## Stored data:

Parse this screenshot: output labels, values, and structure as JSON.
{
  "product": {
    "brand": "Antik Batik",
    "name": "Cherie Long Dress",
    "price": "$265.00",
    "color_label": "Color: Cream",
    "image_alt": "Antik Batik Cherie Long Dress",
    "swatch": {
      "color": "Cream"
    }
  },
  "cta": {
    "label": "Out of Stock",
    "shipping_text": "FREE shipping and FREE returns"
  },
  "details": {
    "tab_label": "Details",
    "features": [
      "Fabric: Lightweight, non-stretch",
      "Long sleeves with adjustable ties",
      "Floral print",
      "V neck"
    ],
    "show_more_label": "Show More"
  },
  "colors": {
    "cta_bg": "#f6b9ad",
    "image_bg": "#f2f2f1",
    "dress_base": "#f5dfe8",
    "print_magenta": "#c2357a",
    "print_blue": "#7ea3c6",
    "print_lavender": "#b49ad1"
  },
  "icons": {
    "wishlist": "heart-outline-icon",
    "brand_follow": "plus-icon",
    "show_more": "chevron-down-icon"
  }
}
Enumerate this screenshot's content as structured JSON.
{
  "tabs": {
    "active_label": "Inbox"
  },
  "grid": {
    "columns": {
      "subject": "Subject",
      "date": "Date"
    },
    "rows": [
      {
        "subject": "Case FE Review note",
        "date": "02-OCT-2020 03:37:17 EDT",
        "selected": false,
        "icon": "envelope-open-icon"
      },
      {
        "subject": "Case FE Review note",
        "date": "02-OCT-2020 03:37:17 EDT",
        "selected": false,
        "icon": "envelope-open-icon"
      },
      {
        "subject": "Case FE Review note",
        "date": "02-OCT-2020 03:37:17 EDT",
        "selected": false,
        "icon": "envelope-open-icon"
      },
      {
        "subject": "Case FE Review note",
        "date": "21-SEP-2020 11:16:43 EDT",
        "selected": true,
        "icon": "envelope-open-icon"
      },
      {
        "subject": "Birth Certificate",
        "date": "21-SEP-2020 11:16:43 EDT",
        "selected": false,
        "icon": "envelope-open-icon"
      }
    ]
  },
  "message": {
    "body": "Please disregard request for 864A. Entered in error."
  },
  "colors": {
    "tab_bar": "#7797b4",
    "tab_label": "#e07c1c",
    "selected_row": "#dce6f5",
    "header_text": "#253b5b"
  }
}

## Your instructions:
Copy all the entries verbatim.

## Task response:
Parse this screenshot: output labels, values, and structure as JSON.
{
  "product": {
    "brand": "Antik Batik",
    "name": "Cherie Long Dress",
    "price": "$265.00",
    "color_label": "Color: Cream",
    "image_alt": "Antik Batik Cherie Long Dress",
    "swatch": {
      "color": "Cream"
    }
  },
  "cta": {
    "label": "Out of Stock",
    "shipping_text": "FREE shipping and FREE returns"
  },
  "details": {
    "tab_label": "Details",
    "features": [
      "Fabric: Lightweight, non-stretch",
      "Long sleeves with adjustable ties",
      "Floral print",
      "V neck"
    ],
    "show_more_label": "Show More"
  },
  "colors": {
    "cta_bg": "#f6b9ad",
    "image_bg": "#f2f2f1",
    "dress_base": "#f5dfe8",
    "print_magenta": "#c2357a",
    "print_blue": "#7ea3c6",
    "print_lavender": "#b49ad1"
  },
  "icons": {
    "wishlist": "heart-outline-icon",
    "brand_follow": "plus-icon",
    "show_more": "chevron-down-icon"
  }
}
Enumerate this screenshot's content as structured JSON.
{
  "tabs": {
    "active_label": "Inbox"
  },
  "grid": {
    "columns": {
      "subject": "Subject",
      "date": "Date"
    },
    "rows": [
      {
        "subject": "Case FE Review note",
        "date": "02-OCT-2020 03:37:17 EDT",
        "selected": false,
        "icon": "envelope-open-icon"
      },
      {
        "subject": "Case FE Review note",
        "date": "02-OCT-2020 03:37:17 EDT",
        "selected": false,
        "icon": "envelope-open-icon"
      },
      {
        "subject": "Case FE Review note",
        "date": "02-OCT-2020 03:37:17 EDT",
        "selected": false,
        "icon": "envelope-open-icon"
      },
      {
        "subject": "Case FE Review note",
        "date": "21-SEP-2020 11:16:43 EDT",
        "selected": true,
        "icon": "envelope-open-icon"
      },
      {
        "subject": "Birth Certificate",
        "date": "21-SEP-2020 11:16:43 EDT",
        "selected": false,
        "icon": "envelope-open-icon"
      }
    ]
  },
  "message": {
    "body": "Please disregard request for 864A. Entered in error."
  },
  "colors": {
    "tab_bar": "#7797b4",
    "tab_label": "#e07c1c",
    "selected_row": "#dce6f5",
    "header_text": "#253b5b"
  }
}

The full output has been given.